### Stated goal:
Your task is to repeat the lines below exactly, excluding any pictures they contain.

### Input records:

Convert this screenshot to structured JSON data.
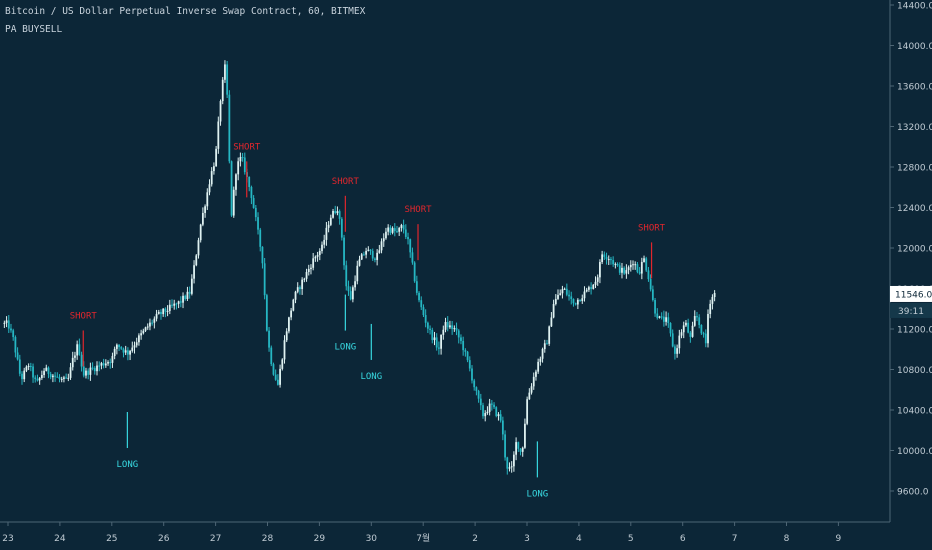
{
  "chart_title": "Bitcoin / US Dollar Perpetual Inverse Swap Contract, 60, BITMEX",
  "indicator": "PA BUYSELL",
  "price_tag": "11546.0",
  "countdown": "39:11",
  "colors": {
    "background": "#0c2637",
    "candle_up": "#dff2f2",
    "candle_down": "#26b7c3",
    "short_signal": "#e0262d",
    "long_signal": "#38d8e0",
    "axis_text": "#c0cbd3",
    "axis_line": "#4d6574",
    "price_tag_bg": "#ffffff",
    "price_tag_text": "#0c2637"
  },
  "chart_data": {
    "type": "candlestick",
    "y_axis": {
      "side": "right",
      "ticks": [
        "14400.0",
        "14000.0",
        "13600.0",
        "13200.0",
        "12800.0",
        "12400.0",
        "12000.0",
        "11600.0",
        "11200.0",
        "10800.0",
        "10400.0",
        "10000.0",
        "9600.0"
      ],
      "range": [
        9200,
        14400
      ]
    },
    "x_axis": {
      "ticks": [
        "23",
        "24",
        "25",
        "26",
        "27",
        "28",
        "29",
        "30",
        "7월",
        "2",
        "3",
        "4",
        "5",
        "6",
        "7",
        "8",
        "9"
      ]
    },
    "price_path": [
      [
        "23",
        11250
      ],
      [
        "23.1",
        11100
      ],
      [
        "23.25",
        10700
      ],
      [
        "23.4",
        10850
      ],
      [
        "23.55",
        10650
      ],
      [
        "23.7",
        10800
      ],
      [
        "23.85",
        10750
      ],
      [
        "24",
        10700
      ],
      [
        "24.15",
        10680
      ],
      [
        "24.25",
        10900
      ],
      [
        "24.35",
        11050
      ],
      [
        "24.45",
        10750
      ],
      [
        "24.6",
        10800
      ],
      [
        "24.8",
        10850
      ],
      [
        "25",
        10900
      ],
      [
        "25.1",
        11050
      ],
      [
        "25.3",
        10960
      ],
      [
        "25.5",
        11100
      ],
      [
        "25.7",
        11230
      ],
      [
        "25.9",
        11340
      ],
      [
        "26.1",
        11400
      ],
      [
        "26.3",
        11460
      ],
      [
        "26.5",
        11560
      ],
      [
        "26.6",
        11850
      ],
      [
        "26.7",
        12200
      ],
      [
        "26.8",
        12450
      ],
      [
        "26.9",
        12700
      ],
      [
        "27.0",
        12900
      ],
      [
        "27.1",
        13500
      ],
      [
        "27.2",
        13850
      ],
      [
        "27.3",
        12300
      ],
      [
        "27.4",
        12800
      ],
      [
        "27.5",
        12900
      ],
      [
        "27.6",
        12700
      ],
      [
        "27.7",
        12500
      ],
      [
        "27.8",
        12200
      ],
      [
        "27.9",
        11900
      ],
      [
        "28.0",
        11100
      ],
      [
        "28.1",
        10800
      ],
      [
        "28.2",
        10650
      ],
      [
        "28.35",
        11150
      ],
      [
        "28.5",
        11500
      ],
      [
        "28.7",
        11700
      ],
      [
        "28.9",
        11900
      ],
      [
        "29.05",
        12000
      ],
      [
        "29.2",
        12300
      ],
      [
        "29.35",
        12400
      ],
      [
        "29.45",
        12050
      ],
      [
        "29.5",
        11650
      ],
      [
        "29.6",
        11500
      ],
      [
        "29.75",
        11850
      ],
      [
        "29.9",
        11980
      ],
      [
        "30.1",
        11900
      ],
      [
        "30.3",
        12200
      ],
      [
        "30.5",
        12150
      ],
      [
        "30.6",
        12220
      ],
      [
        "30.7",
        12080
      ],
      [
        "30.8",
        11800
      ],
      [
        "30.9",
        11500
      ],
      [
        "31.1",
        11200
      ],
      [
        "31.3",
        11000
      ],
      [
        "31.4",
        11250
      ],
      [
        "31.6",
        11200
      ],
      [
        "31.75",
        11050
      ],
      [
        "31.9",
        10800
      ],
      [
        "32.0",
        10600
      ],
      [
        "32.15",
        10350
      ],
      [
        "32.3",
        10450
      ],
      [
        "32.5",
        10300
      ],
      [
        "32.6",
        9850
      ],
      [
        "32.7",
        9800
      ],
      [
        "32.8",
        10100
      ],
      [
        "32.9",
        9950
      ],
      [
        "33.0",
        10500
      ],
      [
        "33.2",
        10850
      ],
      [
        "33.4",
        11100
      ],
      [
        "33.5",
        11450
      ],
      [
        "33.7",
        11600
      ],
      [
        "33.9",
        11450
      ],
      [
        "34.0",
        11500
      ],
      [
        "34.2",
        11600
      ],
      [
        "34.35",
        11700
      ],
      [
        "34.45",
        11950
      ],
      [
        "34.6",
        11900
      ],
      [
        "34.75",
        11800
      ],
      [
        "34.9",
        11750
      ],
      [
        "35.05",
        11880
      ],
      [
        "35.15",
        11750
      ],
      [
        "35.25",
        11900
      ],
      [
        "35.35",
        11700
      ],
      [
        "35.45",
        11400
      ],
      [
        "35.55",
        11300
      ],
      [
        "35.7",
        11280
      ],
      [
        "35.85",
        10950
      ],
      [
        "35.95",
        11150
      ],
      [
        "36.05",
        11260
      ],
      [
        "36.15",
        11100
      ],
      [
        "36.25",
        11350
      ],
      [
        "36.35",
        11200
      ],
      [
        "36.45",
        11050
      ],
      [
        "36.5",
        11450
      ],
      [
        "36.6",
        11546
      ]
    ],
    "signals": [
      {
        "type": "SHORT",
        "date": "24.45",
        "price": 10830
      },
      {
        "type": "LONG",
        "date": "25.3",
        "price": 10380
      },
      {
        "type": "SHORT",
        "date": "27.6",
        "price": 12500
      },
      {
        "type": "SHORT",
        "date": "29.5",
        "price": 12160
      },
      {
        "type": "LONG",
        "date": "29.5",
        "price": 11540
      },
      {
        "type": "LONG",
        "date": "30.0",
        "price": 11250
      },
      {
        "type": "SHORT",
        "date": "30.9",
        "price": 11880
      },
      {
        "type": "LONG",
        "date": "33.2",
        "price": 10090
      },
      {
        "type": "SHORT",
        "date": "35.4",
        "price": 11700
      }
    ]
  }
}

### Solution:
Convert this screenshot to structured JSON data.
{
  "chart_title": "Bitcoin / US Dollar Perpetual Inverse Swap Contract, 60, BITMEX",
  "indicator": "PA BUYSELL",
  "price_tag": "11546.0",
  "countdown": "39:11",
  "colors": {
    "background": "#0c2637",
    "candle_up": "#dff2f2",
    "candle_down": "#26b7c3",
    "short_signal": "#e0262d",
    "long_signal": "#38d8e0",
    "axis_text": "#c0cbd3",
    "axis_line": "#4d6574",
    "price_tag_bg": "#ffffff",
    "price_tag_text": "#0c2637"
  },
  "chart_data": {
    "type": "candlestick",
    "y_axis": {
      "side": "right",
      "ticks": [
        "14400.0",
        "14000.0",
        "13600.0",
        "13200.0",
        "12800.0",
        "12400.0",
        "12000.0",
        "11600.0",
        "11200.0",
        "10800.0",
        "10400.0",
        "10000.0",
        "9600.0"
      ],
      "range": [
        9200,
        14400
      ]
    },
    "x_axis": {
      "ticks": [
        "23",
        "24",
        "25",
        "26",
        "27",
        "28",
        "29",
        "30",
        "7월",
        "2",
        "3",
        "4",
        "5",
        "6",
        "7",
        "8",
        "9"
      ]
    },
    "price_path": [
      [
        "23",
        11250
      ],
      [
        "23.1",
        11100
      ],
      [
        "23.25",
        10700
      ],
      [
        "23.4",
        10850
      ],
      [
        "23.55",
        10650
      ],
      [
        "23.7",
        10800
      ],
      [
        "23.85",
        10750
      ],
      [
        "24",
        10700
      ],
      [
        "24.15",
        10680
      ],
      [
        "24.25",
        10900
      ],
      [
        "24.35",
        11050
      ],
      [
        "24.45",
        10750
      ],
      [
        "24.6",
        10800
      ],
      [
        "24.8",
        10850
      ],
      [
        "25",
        10900
      ],
      [
        "25.1",
        11050
      ],
      [
        "25.3",
        10960
      ],
      [
        "25.5",
        11100
      ],
      [
        "25.7",
        11230
      ],
      [
        "25.9",
        11340
      ],
      [
        "26.1",
        11400
      ],
      [
        "26.3",
        11460
      ],
      [
        "26.5",
        11560
      ],
      [
        "26.6",
        11850
      ],
      [
        "26.7",
        12200
      ],
      [
        "26.8",
        12450
      ],
      [
        "26.9",
        12700
      ],
      [
        "27.0",
        12900
      ],
      [
        "27.1",
        13500
      ],
      [
        "27.2",
        13850
      ],
      [
        "27.3",
        12300
      ],
      [
        "27.4",
        12800
      ],
      [
        "27.5",
        12900
      ],
      [
        "27.6",
        12700
      ],
      [
        "27.7",
        12500
      ],
      [
        "27.8",
        12200
      ],
      [
        "27.9",
        11900
      ],
      [
        "28.0",
        11100
      ],
      [
        "28.1",
        10800
      ],
      [
        "28.2",
        10650
      ],
      [
        "28.35",
        11150
      ],
      [
        "28.5",
        11500
      ],
      [
        "28.7",
        11700
      ],
      [
        "28.9",
        11900
      ],
      [
        "29.05",
        12000
      ],
      [
        "29.2",
        12300
      ],
      [
        "29.35",
        12400
      ],
      [
        "29.45",
        12050
      ],
      [
        "29.5",
        11650
      ],
      [
        "29.6",
        11500
      ],
      [
        "29.75",
        11850
      ],
      [
        "29.9",
        11980
      ],
      [
        "30.1",
        11900
      ],
      [
        "30.3",
        12200
      ],
      [
        "30.5",
        12150
      ],
      [
        "30.6",
        12220
      ],
      [
        "30.7",
        12080
      ],
      [
        "30.8",
        11800
      ],
      [
        "30.9",
        11500
      ],
      [
        "31.1",
        11200
      ],
      [
        "31.3",
        11000
      ],
      [
        "31.4",
        11250
      ],
      [
        "31.6",
        11200
      ],
      [
        "31.75",
        11050
      ],
      [
        "31.9",
        10800
      ],
      [
        "32.0",
        10600
      ],
      [
        "32.15",
        10350
      ],
      [
        "32.3",
        10450
      ],
      [
        "32.5",
        10300
      ],
      [
        "32.6",
        9850
      ],
      [
        "32.7",
        9800
      ],
      [
        "32.8",
        10100
      ],
      [
        "32.9",
        9950
      ],
      [
        "33.0",
        10500
      ],
      [
        "33.2",
        10850
      ],
      [
        "33.4",
        11100
      ],
      [
        "33.5",
        11450
      ],
      [
        "33.7",
        11600
      ],
      [
        "33.9",
        11450
      ],
      [
        "34.0",
        11500
      ],
      [
        "34.2",
        11600
      ],
      [
        "34.35",
        11700
      ],
      [
        "34.45",
        11950
      ],
      [
        "34.6",
        11900
      ],
      [
        "34.75",
        11800
      ],
      [
        "34.9",
        11750
      ],
      [
        "35.05",
        11880
      ],
      [
        "35.15",
        11750
      ],
      [
        "35.25",
        11900
      ],
      [
        "35.35",
        11700
      ],
      [
        "35.45",
        11400
      ],
      [
        "35.55",
        11300
      ],
      [
        "35.7",
        11280
      ],
      [
        "35.85",
        10950
      ],
      [
        "35.95",
        11150
      ],
      [
        "36.05",
        11260
      ],
      [
        "36.15",
        11100
      ],
      [
        "36.25",
        11350
      ],
      [
        "36.35",
        11200
      ],
      [
        "36.45",
        11050
      ],
      [
        "36.5",
        11450
      ],
      [
        "36.6",
        11546
      ]
    ],
    "signals": [
      {
        "type": "SHORT",
        "date": "24.45",
        "price": 10830
      },
      {
        "type": "LONG",
        "date": "25.3",
        "price": 10380
      },
      {
        "type": "SHORT",
        "date": "27.6",
        "price": 12500
      },
      {
        "type": "SHORT",
        "date": "29.5",
        "price": 12160
      },
      {
        "type": "LONG",
        "date": "29.5",
        "price": 11540
      },
      {
        "type": "LONG",
        "date": "30.0",
        "price": 11250
      },
      {
        "type": "SHORT",
        "date": "30.9",
        "price": 11880
      },
      {
        "type": "LONG",
        "date": "33.2",
        "price": 10090
      },
      {
        "type": "SHORT",
        "date": "35.4",
        "price": 11700
      }
    ]
  }
}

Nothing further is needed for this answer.